Journal List > J Korean Breast Cancer Soc > v.6(2) > 1076709

Choi: Breast Cancer Gene, BRCA1 and BRCA2


Hereditary predisposition to breast and ovarian cancer and responsible for autosomal-dominant transmission, most commonly due to germline mutations in BRCA1 and BRCA2 has been recognized for many years. Hereditary breast cancer is characterized by early age at onset, bilaterality, vertical transmission through both maternal and paternal lines, and familial association with tumors of other organs, particularly the ovary and prostate gland. Most of the BRCA1 and BRCA2 mutations are predicted to produce a truncated protein product, supporting the hypothesis that they are tumor suppressor genes. Progress in determining the function of BRCA1 and BRCA2 suggests that they are involved in two fundamental cellular processes, DNA damage repair and transcriptional regulation.
Several series have examined the prevalence of germline BRCA mutations in population or hospital based samples of breast cancer patients mainly European ancestry and studies have demonstrated BRCA1/2 mutation between 5% and 10% with early-onset breast cancer. The assessments of familial cancer risk are extremely varied, including families from different ethnic backgrounds with greater or less numbers of affective relatives at varying ages. And estimates of penetrance for BRCA1 and BRCA2 mutations range from 36% to 85% for breast cancer, and 16% to 60% for ovarian cancer.
For molecular correlations, BRCA1 cancers were shown to be more often estrogen receptor negative, more high grade tumors and more frequent mutations in p53 than nonhereditary cancers. The phenotype for BRCA2-related tumor sappears to be more heterogeneous. The prognosis of BRCA related tumor is elusive, despite of a significantly increased risk of contralateral breast cancer.

**DATA UNDER STUDY**
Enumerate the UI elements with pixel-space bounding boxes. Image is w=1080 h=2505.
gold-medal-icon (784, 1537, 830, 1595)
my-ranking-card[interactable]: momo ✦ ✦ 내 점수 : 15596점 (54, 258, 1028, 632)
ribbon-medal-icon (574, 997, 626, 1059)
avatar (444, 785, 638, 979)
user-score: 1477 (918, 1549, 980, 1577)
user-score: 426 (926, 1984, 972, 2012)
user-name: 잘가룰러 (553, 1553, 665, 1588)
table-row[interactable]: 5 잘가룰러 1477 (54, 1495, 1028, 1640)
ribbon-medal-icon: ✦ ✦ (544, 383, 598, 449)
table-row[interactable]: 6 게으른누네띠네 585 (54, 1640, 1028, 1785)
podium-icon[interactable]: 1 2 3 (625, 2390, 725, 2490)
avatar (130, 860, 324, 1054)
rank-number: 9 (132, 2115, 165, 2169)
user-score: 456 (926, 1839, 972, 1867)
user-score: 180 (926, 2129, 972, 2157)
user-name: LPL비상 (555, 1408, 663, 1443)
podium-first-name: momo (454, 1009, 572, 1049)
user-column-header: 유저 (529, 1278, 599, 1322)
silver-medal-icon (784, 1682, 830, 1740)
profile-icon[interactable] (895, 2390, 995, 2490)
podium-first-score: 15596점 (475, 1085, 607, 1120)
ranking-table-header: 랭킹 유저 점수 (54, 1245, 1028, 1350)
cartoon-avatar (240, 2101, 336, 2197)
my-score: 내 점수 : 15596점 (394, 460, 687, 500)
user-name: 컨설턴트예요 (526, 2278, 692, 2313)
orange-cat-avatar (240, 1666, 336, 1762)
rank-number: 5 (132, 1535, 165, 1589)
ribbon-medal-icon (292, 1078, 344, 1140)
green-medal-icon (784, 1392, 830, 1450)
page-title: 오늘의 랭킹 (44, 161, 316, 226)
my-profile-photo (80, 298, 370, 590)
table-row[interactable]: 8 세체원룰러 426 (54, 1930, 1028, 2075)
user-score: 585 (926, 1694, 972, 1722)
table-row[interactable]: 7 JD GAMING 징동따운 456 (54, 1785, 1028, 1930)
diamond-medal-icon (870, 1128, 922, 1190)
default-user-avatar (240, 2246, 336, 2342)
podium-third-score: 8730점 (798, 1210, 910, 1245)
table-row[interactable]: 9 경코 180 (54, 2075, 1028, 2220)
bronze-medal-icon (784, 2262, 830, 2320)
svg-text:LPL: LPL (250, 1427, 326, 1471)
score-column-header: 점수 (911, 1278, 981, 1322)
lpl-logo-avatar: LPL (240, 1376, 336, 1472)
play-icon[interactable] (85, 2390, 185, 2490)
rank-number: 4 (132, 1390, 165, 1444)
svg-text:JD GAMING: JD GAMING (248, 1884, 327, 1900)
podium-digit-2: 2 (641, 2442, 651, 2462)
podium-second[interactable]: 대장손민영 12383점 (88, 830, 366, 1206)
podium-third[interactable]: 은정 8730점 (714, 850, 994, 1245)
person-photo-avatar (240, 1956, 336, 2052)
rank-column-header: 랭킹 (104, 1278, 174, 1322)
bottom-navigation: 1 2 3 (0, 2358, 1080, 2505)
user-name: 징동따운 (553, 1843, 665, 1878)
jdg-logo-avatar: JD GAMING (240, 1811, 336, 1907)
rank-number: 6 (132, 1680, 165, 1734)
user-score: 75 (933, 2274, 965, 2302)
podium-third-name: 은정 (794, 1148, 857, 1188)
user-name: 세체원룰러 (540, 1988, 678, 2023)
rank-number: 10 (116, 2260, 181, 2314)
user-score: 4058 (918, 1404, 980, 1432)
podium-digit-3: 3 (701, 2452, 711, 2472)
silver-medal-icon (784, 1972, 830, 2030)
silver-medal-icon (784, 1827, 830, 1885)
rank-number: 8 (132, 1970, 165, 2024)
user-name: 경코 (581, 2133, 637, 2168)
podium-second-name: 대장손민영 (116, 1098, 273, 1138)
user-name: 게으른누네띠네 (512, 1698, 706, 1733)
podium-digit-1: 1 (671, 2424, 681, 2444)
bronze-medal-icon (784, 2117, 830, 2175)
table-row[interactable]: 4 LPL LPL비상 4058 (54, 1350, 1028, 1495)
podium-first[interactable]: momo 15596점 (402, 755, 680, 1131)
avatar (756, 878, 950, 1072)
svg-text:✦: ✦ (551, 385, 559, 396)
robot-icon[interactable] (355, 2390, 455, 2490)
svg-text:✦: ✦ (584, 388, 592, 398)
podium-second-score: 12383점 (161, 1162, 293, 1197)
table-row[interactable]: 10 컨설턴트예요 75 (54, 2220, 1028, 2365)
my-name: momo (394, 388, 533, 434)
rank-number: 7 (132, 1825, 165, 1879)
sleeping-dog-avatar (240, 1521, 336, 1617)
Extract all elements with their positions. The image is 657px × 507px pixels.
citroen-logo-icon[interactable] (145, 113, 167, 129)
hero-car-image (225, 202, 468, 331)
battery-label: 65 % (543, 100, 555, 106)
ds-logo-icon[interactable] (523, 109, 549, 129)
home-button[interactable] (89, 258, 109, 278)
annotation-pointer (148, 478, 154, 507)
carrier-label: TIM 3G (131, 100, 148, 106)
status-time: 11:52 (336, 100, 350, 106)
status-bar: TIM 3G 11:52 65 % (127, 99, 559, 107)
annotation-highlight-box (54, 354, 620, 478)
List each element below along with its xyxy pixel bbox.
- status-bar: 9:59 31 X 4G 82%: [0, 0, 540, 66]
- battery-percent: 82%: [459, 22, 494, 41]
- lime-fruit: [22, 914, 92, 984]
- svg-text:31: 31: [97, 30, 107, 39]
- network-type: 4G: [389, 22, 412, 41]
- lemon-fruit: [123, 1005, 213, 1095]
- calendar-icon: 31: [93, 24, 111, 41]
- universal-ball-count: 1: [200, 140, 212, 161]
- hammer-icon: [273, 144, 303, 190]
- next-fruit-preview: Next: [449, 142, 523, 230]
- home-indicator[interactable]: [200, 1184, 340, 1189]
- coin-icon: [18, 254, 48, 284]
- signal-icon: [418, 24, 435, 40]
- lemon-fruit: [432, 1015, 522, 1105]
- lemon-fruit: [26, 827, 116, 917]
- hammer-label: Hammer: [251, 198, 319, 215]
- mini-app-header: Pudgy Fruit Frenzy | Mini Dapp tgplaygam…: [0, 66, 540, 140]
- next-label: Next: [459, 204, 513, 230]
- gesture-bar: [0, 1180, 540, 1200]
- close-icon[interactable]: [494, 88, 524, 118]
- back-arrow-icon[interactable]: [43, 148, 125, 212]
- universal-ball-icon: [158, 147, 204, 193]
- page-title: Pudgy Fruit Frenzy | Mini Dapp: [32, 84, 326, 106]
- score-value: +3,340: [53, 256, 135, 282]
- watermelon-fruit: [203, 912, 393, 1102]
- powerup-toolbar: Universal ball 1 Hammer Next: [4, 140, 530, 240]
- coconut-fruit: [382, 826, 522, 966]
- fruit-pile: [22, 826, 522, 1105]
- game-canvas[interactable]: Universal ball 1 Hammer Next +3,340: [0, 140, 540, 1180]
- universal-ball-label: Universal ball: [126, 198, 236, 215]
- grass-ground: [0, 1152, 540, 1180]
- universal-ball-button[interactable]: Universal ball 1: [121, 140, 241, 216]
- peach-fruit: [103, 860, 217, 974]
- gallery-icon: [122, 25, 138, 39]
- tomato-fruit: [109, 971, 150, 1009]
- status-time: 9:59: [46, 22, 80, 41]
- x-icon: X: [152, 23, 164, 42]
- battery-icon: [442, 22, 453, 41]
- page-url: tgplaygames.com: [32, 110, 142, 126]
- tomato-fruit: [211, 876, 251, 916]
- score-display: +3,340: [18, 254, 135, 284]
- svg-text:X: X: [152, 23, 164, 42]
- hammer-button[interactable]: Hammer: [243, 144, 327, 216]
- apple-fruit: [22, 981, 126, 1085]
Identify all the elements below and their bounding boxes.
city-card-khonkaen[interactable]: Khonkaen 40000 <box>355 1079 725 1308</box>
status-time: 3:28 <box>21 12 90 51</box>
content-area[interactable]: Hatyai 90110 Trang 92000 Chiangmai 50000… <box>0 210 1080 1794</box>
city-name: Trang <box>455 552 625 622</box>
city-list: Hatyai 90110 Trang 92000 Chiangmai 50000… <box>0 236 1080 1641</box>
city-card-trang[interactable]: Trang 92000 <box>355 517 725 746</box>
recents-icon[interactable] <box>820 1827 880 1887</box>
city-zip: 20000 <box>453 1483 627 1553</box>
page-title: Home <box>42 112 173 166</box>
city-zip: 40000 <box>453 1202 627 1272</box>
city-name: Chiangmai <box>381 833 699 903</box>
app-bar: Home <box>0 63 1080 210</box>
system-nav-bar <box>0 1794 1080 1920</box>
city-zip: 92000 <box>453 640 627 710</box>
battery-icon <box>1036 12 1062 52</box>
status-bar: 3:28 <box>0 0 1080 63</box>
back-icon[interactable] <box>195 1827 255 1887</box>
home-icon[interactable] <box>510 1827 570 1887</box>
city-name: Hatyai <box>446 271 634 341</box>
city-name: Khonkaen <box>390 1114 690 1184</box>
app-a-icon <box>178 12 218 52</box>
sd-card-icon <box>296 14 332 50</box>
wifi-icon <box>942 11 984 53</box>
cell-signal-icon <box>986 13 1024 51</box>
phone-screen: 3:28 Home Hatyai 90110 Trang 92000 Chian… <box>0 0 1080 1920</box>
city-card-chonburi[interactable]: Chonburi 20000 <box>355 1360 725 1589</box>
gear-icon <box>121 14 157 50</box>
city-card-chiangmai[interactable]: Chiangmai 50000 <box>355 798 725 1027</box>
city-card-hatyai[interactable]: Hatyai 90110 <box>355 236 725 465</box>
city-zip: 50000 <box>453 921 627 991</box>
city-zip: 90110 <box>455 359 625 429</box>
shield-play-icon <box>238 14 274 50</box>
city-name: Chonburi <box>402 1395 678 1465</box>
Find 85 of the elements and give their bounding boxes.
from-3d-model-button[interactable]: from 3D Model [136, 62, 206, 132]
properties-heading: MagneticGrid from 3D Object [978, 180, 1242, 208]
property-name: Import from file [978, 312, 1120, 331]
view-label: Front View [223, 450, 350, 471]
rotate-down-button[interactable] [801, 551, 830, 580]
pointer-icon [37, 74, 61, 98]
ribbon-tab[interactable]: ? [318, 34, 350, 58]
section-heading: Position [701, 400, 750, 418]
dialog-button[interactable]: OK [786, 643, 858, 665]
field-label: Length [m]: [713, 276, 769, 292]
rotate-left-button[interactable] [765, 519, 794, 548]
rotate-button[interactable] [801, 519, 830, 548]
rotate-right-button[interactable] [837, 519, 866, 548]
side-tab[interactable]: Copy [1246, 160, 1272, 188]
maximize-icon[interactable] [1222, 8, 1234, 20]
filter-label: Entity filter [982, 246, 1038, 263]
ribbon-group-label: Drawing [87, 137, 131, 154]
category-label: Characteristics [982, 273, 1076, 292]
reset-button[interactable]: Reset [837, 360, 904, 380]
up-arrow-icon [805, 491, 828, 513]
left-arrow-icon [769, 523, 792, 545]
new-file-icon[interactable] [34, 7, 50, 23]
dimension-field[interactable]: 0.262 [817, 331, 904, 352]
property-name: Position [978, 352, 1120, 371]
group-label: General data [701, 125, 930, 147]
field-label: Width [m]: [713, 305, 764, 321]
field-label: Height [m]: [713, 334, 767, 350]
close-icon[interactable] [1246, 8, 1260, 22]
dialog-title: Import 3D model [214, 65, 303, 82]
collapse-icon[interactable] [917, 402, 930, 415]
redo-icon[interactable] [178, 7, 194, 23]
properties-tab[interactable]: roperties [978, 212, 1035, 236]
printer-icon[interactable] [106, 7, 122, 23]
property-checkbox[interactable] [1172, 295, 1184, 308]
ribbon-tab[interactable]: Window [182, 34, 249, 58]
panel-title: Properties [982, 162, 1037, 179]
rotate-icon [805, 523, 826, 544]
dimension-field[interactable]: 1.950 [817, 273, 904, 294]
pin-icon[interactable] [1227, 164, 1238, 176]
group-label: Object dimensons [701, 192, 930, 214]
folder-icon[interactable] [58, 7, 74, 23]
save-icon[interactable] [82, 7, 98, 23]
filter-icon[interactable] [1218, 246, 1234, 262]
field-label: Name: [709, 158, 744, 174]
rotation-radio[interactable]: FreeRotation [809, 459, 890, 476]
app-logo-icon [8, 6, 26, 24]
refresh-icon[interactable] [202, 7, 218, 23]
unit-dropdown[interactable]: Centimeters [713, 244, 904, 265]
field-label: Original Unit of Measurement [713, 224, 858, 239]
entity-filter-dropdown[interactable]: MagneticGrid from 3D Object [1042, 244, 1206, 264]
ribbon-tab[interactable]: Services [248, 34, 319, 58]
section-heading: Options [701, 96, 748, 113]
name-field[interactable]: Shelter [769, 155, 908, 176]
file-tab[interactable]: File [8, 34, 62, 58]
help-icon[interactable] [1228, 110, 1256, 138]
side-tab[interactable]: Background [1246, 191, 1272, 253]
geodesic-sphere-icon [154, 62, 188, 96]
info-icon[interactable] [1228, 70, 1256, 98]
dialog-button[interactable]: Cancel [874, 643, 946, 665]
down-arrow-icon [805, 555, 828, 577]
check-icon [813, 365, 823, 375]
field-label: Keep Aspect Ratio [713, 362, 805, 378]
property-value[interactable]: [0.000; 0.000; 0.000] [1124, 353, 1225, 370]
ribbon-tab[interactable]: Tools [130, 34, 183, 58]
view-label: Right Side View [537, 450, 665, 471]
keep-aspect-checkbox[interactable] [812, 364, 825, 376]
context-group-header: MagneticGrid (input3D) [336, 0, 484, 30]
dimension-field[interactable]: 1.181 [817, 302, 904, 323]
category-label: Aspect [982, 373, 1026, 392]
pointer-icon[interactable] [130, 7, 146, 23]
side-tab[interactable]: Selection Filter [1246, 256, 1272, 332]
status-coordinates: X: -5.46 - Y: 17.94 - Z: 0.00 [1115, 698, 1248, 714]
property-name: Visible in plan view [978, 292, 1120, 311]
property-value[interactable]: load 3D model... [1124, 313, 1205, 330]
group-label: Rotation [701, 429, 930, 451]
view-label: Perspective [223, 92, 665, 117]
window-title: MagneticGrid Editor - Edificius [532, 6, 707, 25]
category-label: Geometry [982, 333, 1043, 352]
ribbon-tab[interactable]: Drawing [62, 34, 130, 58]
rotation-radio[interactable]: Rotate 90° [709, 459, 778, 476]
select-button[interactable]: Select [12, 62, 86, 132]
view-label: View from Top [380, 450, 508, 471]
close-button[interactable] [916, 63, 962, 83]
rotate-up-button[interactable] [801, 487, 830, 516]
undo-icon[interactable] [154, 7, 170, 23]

**BRIEF 1**
Answer these questions about the passage on BRCA1 and BRCA2:
(a) Besides the breast, which organs does the passage name as particularly linked to hereditary breast cancer in families?
(b) What range of penetrance for ovarian cancer does the passage give for BRCA1 and BRCA2 mutations?
(c) Which estrogen receptor status did BRCA1 cancers more often show?
**BRIEF 2**
Go on with the passage on BRCA1 and BRCA2 from the point where it stops.

**ANSWER SPACE 1**
(a) The ovary and the prostate gland.
(b) 16% to 60%.
(c) Estrogen receptor negative.

**ANSWER SPACE 2**
Surveillance recommendations for women with germline BRCA mutations are necessary and women are encouraged to learn and practice breast self-examination beginning at age 18 and to begin annual mammogram screening at age 25. A number of women with BRCA mutations may consider undergoing surgical procedures (mastectomy and salpingooophorectomy) in attempt to reduce their risk. Nonsurgical options (tamoxifen medication) for the prevention of hereditary breast cancer are currently limited.
The choice of whether to undergo genetic testing is difficult one and should be made only after extensive consultation with a professional who is well versed in the counselling and management of families at hereditary risk. And psychological consequences of testing and the potential impact on family dynamics are important considerations that must be individually addressed.
Most of above mentioned data are based on studies of European ancestry. To apply these results to Korean patients with breast cancer, we have to collect a lot of data specific to Korean patients. Therefore, it is needed to study many aspects of Korean breast cancer including age specific mutation prevalence, penetrance, molecular correlation, pathology, prognosis, surveillance and prevention options for women with BRCA mutations.